>>>

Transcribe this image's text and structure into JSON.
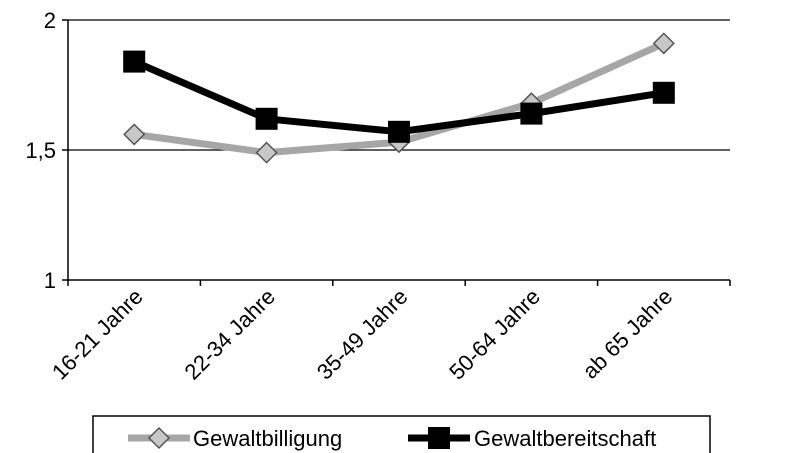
{
  "chart_data": {
    "type": "line",
    "categories": [
      "16-21 Jahre",
      "22-34 Jahre",
      "35-49 Jahre",
      "50-64 Jahre",
      "ab 65 Jahre"
    ],
    "ylim": [
      1,
      2
    ],
    "yticks": [
      1,
      1.5,
      2
    ],
    "ytick_labels": [
      "1",
      "1,5",
      "2"
    ],
    "grid": "horizontal",
    "legend": "bottom",
    "series": [
      {
        "name": "Gewaltbilligung",
        "values": [
          1.56,
          1.49,
          1.53,
          1.68,
          1.91
        ],
        "color": "#a6a6a6",
        "marker": "diamond"
      },
      {
        "name": "Gewaltbereitschaft",
        "values": [
          1.84,
          1.62,
          1.57,
          1.64,
          1.72
        ],
        "color": "#000000",
        "marker": "square"
      }
    ]
  }
}
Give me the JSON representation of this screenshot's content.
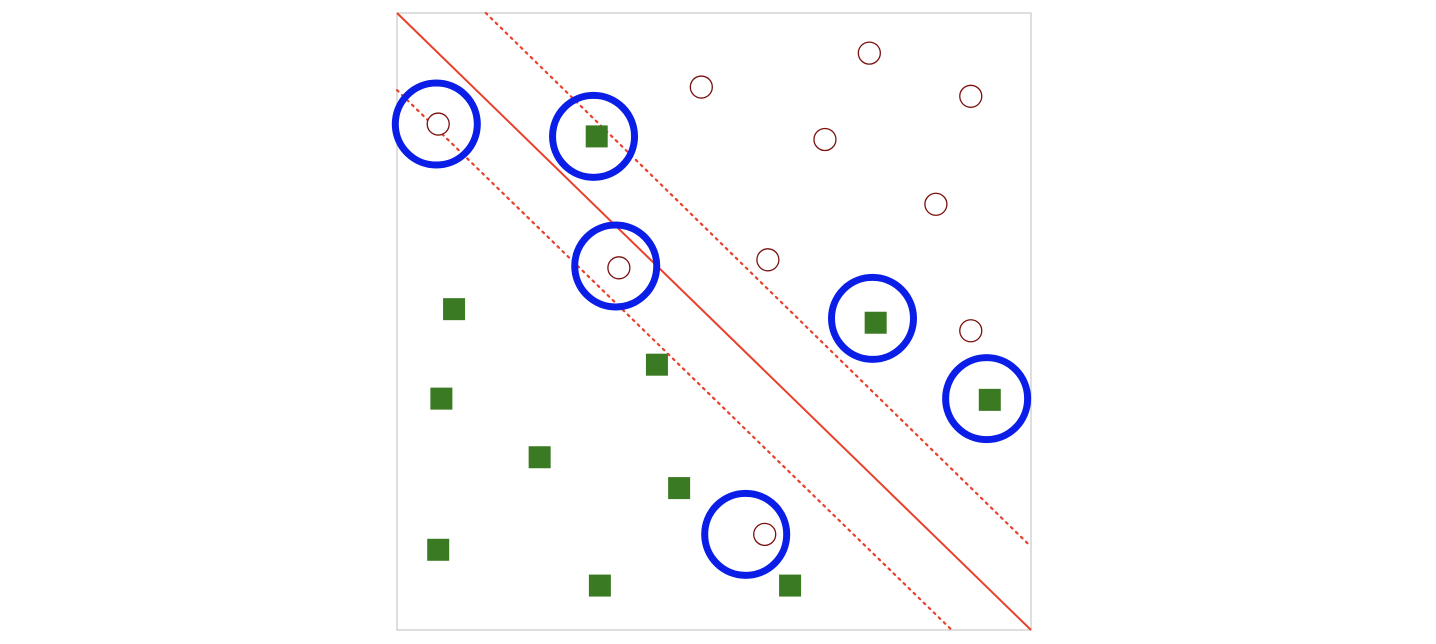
{
  "chart_data": {
    "type": "scatter",
    "title": "",
    "xlabel": "",
    "ylabel": "",
    "xlim": [
      0,
      10
    ],
    "ylim": [
      0,
      10
    ],
    "grid": false,
    "legend": "none",
    "series": [
      {
        "marker": "open-circle",
        "color": "#7a1010",
        "points": [
          [
            0.65,
            8.2
          ],
          [
            4.8,
            8.8
          ],
          [
            7.45,
            9.35
          ],
          [
            9.05,
            8.65
          ],
          [
            6.75,
            7.95
          ],
          [
            8.5,
            6.9
          ],
          [
            5.85,
            6.0
          ],
          [
            3.5,
            5.87
          ],
          [
            9.05,
            4.85
          ],
          [
            5.8,
            1.55
          ]
        ]
      },
      {
        "marker": "filled-square",
        "color": "#3a7a22",
        "points": [
          [
            3.15,
            8.0
          ],
          [
            0.9,
            5.2
          ],
          [
            4.1,
            4.3
          ],
          [
            0.7,
            3.75
          ],
          [
            2.25,
            2.8
          ],
          [
            4.45,
            2.3
          ],
          [
            0.65,
            1.3
          ],
          [
            3.2,
            0.72
          ],
          [
            6.2,
            0.72
          ],
          [
            7.55,
            4.98
          ],
          [
            9.35,
            3.73
          ]
        ]
      }
    ],
    "lines": [
      {
        "role": "decision-boundary",
        "style": "solid",
        "color": "#e8412c",
        "from": [
          0,
          10
        ],
        "to": [
          10,
          0
        ]
      },
      {
        "role": "margin",
        "style": "dotted",
        "color": "#e8412c",
        "from": [
          1.4,
          10
        ],
        "to": [
          10,
          1.35
        ]
      },
      {
        "role": "margin",
        "style": "dotted",
        "color": "#e8412c",
        "from": [
          0,
          8.75
        ],
        "to": [
          8.75,
          0
        ]
      }
    ],
    "highlights": {
      "style": "ring",
      "color": "#0a1ee8",
      "points": [
        [
          0.62,
          8.2
        ],
        [
          3.1,
          8.0
        ],
        [
          3.45,
          5.9
        ],
        [
          7.5,
          5.05
        ],
        [
          9.3,
          3.75
        ],
        [
          5.5,
          1.55
        ]
      ]
    }
  }
}
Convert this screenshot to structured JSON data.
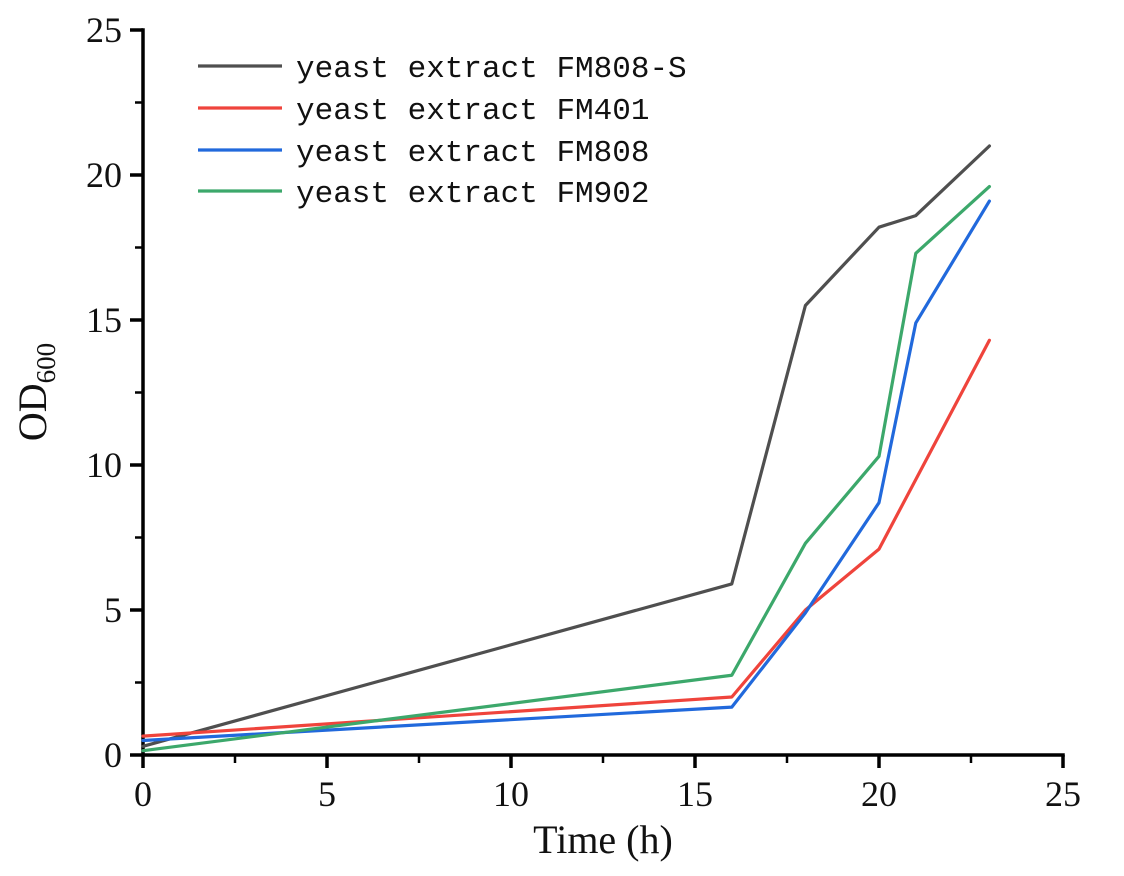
{
  "figure": {
    "background": "#ffffff",
    "axis_color": "#000000",
    "text_color": "#111111"
  },
  "chart_data": {
    "type": "line",
    "title": "",
    "xlabel": "Time (h)",
    "ylabel_base": "OD",
    "ylabel_subscript": "600",
    "xlim": [
      0,
      25
    ],
    "ylim": [
      0,
      25
    ],
    "x_ticks": [
      0,
      5,
      10,
      15,
      20,
      25
    ],
    "y_ticks": [
      0,
      5,
      10,
      15,
      20,
      25
    ],
    "x_minor_ticks": [
      2.5,
      7.5,
      12.5,
      17.5,
      22.5
    ],
    "y_minor_ticks": [
      2.5,
      7.5,
      12.5,
      17.5,
      22.5
    ],
    "grid": false,
    "legend_position": "inside-top-left",
    "series": [
      {
        "name": "yeast extract FM808-S",
        "color": "#4f4f4f",
        "x": [
          0,
          16,
          18,
          20,
          21,
          23
        ],
        "y": [
          0.3,
          5.9,
          15.5,
          18.2,
          18.6,
          21.0
        ]
      },
      {
        "name": "yeast extract FM401",
        "color": "#ef443c",
        "x": [
          0,
          16,
          18,
          20,
          23
        ],
        "y": [
          0.65,
          2.0,
          5.0,
          7.1,
          14.3
        ]
      },
      {
        "name": "yeast extract FM808",
        "color": "#2169dc",
        "x": [
          0,
          16,
          18,
          20,
          21,
          23
        ],
        "y": [
          0.5,
          1.65,
          4.9,
          8.7,
          14.9,
          19.1
        ]
      },
      {
        "name": "yeast extract FM902",
        "color": "#3ca86b",
        "x": [
          0,
          16,
          18,
          20,
          21,
          23
        ],
        "y": [
          0.15,
          2.75,
          7.3,
          10.3,
          17.3,
          19.6
        ]
      }
    ]
  }
}
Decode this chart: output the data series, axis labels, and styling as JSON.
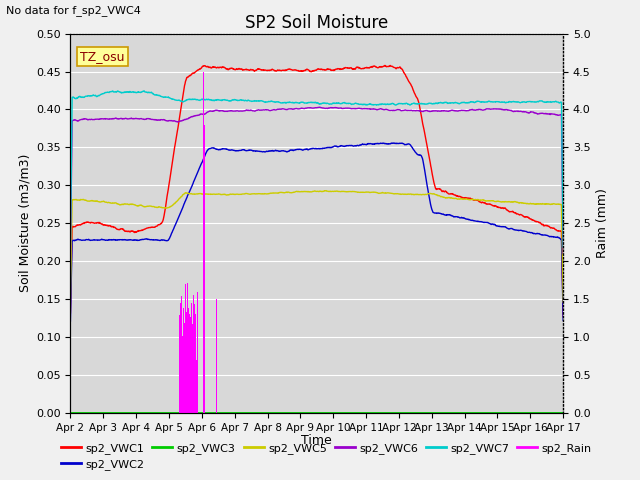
{
  "title": "SP2 Soil Moisture",
  "subtitle": "No data for f_sp2_VWC4",
  "xlabel": "Time",
  "ylabel_left": "Soil Moisture (m3/m3)",
  "ylabel_right": "Raim (mm)",
  "ylim_left": [
    0.0,
    0.5
  ],
  "ylim_right": [
    0.0,
    5.0
  ],
  "yticks_left": [
    0.0,
    0.05,
    0.1,
    0.15,
    0.2,
    0.25,
    0.3,
    0.35,
    0.4,
    0.45,
    0.5
  ],
  "yticks_right": [
    0.0,
    0.5,
    1.0,
    1.5,
    2.0,
    2.5,
    3.0,
    3.5,
    4.0,
    4.5,
    5.0
  ],
  "xtick_labels": [
    "Apr 2",
    "Apr 3",
    "Apr 4",
    "Apr 5",
    "Apr 6",
    "Apr 7",
    "Apr 8",
    "Apr 9",
    "Apr 10",
    "Apr 11",
    "Apr 12",
    "Apr 13",
    "Apr 14",
    "Apr 15",
    "Apr 16",
    "Apr 17"
  ],
  "background_color": "#d8d8d8",
  "fig_color": "#f0f0f0",
  "grid_color": "#ffffff",
  "colors": {
    "VWC1": "#ff0000",
    "VWC2": "#0000cc",
    "VWC3": "#00cc00",
    "VWC5": "#cccc00",
    "VWC6": "#9900cc",
    "VWC7": "#00cccc",
    "Rain": "#ff00ff"
  },
  "legend_box_color": "#ffff99",
  "legend_box_text": "TZ_osu",
  "legend_box_border": "#cc9900"
}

<<<

• [TO BE DONE] Omit every image. Quote each record exactly.

• [COMPLETE RESPONSE]
Transcribe this image's text and structure into JSON.
{
  "chart_data": {
    "type": "line",
    "categories": [
      "16-21 Jahre",
      "22-34 Jahre",
      "35-49 Jahre",
      "50-64 Jahre",
      "ab 65 Jahre"
    ],
    "ylim": [
      1,
      2
    ],
    "yticks": [
      1,
      1.5,
      2
    ],
    "ytick_labels": [
      "1",
      "1,5",
      "2"
    ],
    "grid": "horizontal",
    "legend": "bottom",
    "series": [
      {
        "name": "Gewaltbilligung",
        "values": [
          1.56,
          1.49,
          1.53,
          1.68,
          1.91
        ],
        "color": "#a6a6a6",
        "marker": "diamond"
      },
      {
        "name": "Gewaltbereitschaft",
        "values": [
          1.84,
          1.62,
          1.57,
          1.64,
          1.72
        ],
        "color": "#000000",
        "marker": "square"
      }
    ]
  }
}
Give me the JSON representation of this screenshot's content.
{
  "chart_data": {
    "type": "scatter",
    "title": "",
    "xlabel": "",
    "ylabel": "",
    "xlim": [
      0,
      10
    ],
    "ylim": [
      0,
      10
    ],
    "grid": false,
    "legend": "none",
    "series": [
      {
        "marker": "open-circle",
        "color": "#7a1010",
        "points": [
          [
            0.65,
            8.2
          ],
          [
            4.8,
            8.8
          ],
          [
            7.45,
            9.35
          ],
          [
            9.05,
            8.65
          ],
          [
            6.75,
            7.95
          ],
          [
            8.5,
            6.9
          ],
          [
            5.85,
            6.0
          ],
          [
            3.5,
            5.87
          ],
          [
            9.05,
            4.85
          ],
          [
            5.8,
            1.55
          ]
        ]
      },
      {
        "marker": "filled-square",
        "color": "#3a7a22",
        "points": [
          [
            3.15,
            8.0
          ],
          [
            0.9,
            5.2
          ],
          [
            4.1,
            4.3
          ],
          [
            0.7,
            3.75
          ],
          [
            2.25,
            2.8
          ],
          [
            4.45,
            2.3
          ],
          [
            0.65,
            1.3
          ],
          [
            3.2,
            0.72
          ],
          [
            6.2,
            0.72
          ],
          [
            7.55,
            4.98
          ],
          [
            9.35,
            3.73
          ]
        ]
      }
    ],
    "lines": [
      {
        "role": "decision-boundary",
        "style": "solid",
        "color": "#e8412c",
        "from": [
          0,
          10
        ],
        "to": [
          10,
          0
        ]
      },
      {
        "role": "margin",
        "style": "dotted",
        "color": "#e8412c",
        "from": [
          1.4,
          10
        ],
        "to": [
          10,
          1.35
        ]
      },
      {
        "role": "margin",
        "style": "dotted",
        "color": "#e8412c",
        "from": [
          0,
          8.75
        ],
        "to": [
          8.75,
          0
        ]
      }
    ],
    "highlights": {
      "style": "ring",
      "color": "#0a1ee8",
      "points": [
        [
          0.62,
          8.2
        ],
        [
          3.1,
          8.0
        ],
        [
          3.45,
          5.9
        ],
        [
          7.5,
          5.05
        ],
        [
          9.3,
          3.75
        ],
        [
          5.5,
          1.55
        ]
      ]
    }
  }
}
Convert this screenshot to structured JSON data.
{
  "figure": {
    "background": "#ffffff",
    "axis_color": "#000000",
    "text_color": "#111111"
  },
  "chart_data": {
    "type": "line",
    "title": "",
    "xlabel": "Time (h)",
    "ylabel_base": "OD",
    "ylabel_subscript": "600",
    "xlim": [
      0,
      25
    ],
    "ylim": [
      0,
      25
    ],
    "x_ticks": [
      0,
      5,
      10,
      15,
      20,
      25
    ],
    "y_ticks": [
      0,
      5,
      10,
      15,
      20,
      25
    ],
    "x_minor_ticks": [
      2.5,
      7.5,
      12.5,
      17.5,
      22.5
    ],
    "y_minor_ticks": [
      2.5,
      7.5,
      12.5,
      17.5,
      22.5
    ],
    "grid": false,
    "legend_position": "inside-top-left",
    "series": [
      {
        "name": "yeast extract FM808-S",
        "color": "#4f4f4f",
        "x": [
          0,
          16,
          18,
          20,
          21,
          23
        ],
        "y": [
          0.3,
          5.9,
          15.5,
          18.2,
          18.6,
          21.0
        ]
      },
      {
        "name": "yeast extract FM401",
        "color": "#ef443c",
        "x": [
          0,
          16,
          18,
          20,
          23
        ],
        "y": [
          0.65,
          2.0,
          5.0,
          7.1,
          14.3
        ]
      },
      {
        "name": "yeast extract FM808",
        "color": "#2169dc",
        "x": [
          0,
          16,
          18,
          20,
          21,
          23
        ],
        "y": [
          0.5,
          1.65,
          4.9,
          8.7,
          14.9,
          19.1
        ]
      },
      {
        "name": "yeast extract FM902",
        "color": "#3ca86b",
        "x": [
          0,
          16,
          18,
          20,
          21,
          23
        ],
        "y": [
          0.15,
          2.75,
          7.3,
          10.3,
          17.3,
          19.6
        ]
      }
    ]
  }
}
Decode this chart: output the data series, axis labels, and styling as JSON.
{
  "title": "SP2 Soil Moisture",
  "subtitle": "No data for f_sp2_VWC4",
  "xlabel": "Time",
  "ylabel_left": "Soil Moisture (m3/m3)",
  "ylabel_right": "Raim (mm)",
  "ylim_left": [
    0.0,
    0.5
  ],
  "ylim_right": [
    0.0,
    5.0
  ],
  "yticks_left": [
    0.0,
    0.05,
    0.1,
    0.15,
    0.2,
    0.25,
    0.3,
    0.35,
    0.4,
    0.45,
    0.5
  ],
  "yticks_right": [
    0.0,
    0.5,
    1.0,
    1.5,
    2.0,
    2.5,
    3.0,
    3.5,
    4.0,
    4.5,
    5.0
  ],
  "xtick_labels": [
    "Apr 2",
    "Apr 3",
    "Apr 4",
    "Apr 5",
    "Apr 6",
    "Apr 7",
    "Apr 8",
    "Apr 9",
    "Apr 10",
    "Apr 11",
    "Apr 12",
    "Apr 13",
    "Apr 14",
    "Apr 15",
    "Apr 16",
    "Apr 17"
  ],
  "background_color": "#d8d8d8",
  "fig_color": "#f0f0f0",
  "grid_color": "#ffffff",
  "colors": {
    "VWC1": "#ff0000",
    "VWC2": "#0000cc",
    "VWC3": "#00cc00",
    "VWC5": "#cccc00",
    "VWC6": "#9900cc",
    "VWC7": "#00cccc",
    "Rain": "#ff00ff"
  },
  "legend_box_color": "#ffff99",
  "legend_box_text": "TZ_osu",
  "legend_box_border": "#cc9900"
}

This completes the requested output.